### Extrait choisi

---

Ainsi une plainte avec constitution de partie civile pour vol déposée par l’employeur dans le seul but de paralyser la contestation du licenciement aux prud’hommes n’aura plus l’effet recherché, ce qui devrait limiter le nombre des informations.

4 – Approfondir l’exigence de justice nécessite par ailleurs de favoriser le travail en équipe des magistrats.

La solitude du juge d’instruction a depuis longtemps été dénoncée. Cette solitude est d’autant plus problématique lorsqu’elle concerne un jeune magistrat qui se trouve chargé, dès son premier poste, d’une affaire présentant une particulière complexité.

Je propose ainsi la création des pôles de l’instruction et l’extension du recours à la cosaisine.

Ces pôles seront compétents en matière de crimes et pour les informations faisant l’objet d’une cosaisine ; les autres affaires resteront instruites par le juge d’instruction territorialement compétent.

Tous les Tribunaux de Grande Instance conserveront donc au moins un juge d’instruction. Dans tous les cas, le jugement des affaires continuera de relever de la juridiction compétente.

Pour accompagner cette réforme, je souhaite que les frais de déplacements supplémentaires supportés par les avocats pour se rendre dans les pôles de l’instruction soient pris en compte au titre de l’aide juridictionnelle.

---

### Données d'entrée
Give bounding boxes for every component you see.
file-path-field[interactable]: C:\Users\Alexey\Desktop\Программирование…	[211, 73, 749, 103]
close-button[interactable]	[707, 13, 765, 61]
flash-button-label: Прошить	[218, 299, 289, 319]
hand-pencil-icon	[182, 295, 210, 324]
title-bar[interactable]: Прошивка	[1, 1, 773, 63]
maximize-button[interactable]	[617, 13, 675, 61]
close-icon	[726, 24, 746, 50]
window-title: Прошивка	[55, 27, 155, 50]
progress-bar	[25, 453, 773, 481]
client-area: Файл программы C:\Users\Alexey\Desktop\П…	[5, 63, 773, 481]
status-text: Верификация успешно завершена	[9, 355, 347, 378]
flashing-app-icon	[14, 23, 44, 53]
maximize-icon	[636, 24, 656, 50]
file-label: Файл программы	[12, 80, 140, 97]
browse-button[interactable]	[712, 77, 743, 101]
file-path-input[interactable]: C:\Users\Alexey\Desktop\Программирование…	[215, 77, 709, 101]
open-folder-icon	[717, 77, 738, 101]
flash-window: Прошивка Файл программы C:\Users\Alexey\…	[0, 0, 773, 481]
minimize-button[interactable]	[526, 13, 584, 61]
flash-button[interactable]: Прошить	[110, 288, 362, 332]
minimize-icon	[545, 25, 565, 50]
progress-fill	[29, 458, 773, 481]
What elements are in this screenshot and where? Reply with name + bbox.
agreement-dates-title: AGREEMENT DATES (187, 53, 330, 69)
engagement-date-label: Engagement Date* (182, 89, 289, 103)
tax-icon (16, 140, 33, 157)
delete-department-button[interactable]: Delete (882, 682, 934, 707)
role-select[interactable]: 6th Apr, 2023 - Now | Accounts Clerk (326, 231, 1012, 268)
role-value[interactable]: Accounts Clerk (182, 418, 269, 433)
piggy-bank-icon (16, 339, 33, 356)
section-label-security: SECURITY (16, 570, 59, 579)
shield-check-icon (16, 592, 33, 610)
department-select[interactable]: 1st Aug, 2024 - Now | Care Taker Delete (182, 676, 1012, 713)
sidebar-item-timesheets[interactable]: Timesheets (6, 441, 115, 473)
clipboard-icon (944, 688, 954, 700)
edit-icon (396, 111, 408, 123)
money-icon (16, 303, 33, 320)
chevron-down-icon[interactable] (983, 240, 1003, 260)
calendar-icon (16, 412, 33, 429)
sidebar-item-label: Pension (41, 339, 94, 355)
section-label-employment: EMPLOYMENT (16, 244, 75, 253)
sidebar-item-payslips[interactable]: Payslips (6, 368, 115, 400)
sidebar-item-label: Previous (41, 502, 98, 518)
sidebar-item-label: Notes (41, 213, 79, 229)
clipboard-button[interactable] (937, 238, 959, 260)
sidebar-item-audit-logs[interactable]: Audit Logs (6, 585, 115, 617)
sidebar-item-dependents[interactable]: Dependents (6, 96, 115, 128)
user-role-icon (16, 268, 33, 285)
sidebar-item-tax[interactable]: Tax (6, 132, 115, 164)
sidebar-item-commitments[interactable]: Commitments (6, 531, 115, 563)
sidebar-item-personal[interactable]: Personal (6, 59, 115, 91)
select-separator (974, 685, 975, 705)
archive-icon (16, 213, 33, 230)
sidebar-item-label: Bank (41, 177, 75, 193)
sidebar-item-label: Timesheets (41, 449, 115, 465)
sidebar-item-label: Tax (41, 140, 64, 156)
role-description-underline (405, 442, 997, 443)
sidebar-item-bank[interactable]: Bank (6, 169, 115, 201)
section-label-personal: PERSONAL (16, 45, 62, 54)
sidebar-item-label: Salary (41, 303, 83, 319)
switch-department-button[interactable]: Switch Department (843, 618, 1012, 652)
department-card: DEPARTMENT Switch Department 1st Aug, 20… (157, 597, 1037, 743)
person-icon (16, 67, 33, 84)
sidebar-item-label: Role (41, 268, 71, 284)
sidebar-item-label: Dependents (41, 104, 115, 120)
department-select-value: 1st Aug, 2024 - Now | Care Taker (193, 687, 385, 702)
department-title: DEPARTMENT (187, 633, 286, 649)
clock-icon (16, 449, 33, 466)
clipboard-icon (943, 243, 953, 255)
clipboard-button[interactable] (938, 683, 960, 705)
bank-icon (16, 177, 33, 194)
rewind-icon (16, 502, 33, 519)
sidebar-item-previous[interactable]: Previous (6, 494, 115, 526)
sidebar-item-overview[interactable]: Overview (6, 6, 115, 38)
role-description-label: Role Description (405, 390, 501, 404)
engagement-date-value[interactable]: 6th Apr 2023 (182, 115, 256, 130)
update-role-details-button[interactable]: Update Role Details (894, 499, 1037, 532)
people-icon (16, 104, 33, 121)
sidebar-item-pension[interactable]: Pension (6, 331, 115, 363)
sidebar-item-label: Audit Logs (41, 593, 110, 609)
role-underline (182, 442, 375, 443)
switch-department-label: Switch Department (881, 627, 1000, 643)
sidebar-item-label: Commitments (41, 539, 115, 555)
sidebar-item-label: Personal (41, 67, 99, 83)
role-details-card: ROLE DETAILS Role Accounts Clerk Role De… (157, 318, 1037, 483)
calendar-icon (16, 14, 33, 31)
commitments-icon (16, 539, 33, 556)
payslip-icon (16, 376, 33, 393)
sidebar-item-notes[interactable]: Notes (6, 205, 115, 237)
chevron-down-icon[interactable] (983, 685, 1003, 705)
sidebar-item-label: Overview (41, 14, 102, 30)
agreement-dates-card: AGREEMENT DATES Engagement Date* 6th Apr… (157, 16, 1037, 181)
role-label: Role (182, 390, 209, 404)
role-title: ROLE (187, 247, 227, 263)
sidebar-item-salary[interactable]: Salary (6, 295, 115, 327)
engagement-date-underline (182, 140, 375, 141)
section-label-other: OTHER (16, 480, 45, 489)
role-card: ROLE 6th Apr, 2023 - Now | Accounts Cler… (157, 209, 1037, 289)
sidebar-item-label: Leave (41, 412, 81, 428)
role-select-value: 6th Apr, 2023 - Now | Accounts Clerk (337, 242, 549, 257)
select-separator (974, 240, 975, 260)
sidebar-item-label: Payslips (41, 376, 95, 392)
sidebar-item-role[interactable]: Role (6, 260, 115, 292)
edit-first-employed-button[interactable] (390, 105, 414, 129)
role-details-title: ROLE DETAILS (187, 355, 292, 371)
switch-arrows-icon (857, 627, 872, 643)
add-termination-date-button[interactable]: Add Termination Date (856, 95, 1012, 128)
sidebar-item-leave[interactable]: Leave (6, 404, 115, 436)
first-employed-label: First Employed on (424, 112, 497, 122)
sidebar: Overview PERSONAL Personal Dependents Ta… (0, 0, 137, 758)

---

### Tâches et exercices
1. D'après l'extrait choisi, quelles juridictions conserveront au moins un juge d'instruction ?
2. Convertis en tableau Markdown les lignes des données d'entrée, depuis leur début jusqu'à la ligne contenant "295, 210, 324]" incluse, avec une colonne N° et une colonne Ligne, sans reprendre les lignes vides.

### Résultats par tâche
1. Tous les Tribunaux de Grande Instance.

2.
| N° | Ligne |
|---|---|
| 1 | Give bounding boxes for every component you see. |
| 2 | file-path-field[interactable]: C:\Users\Alexey\Desktop\Программирование…	[211, 73, 749, 103] |
| 3 | close-button[interactable]	[707, 13, 765, 61] |
| 4 | flash-button-label: Прошить	[218, 299, 289, 319] |
| 5 | hand-pencil-icon	[182, 295, 210, 324] |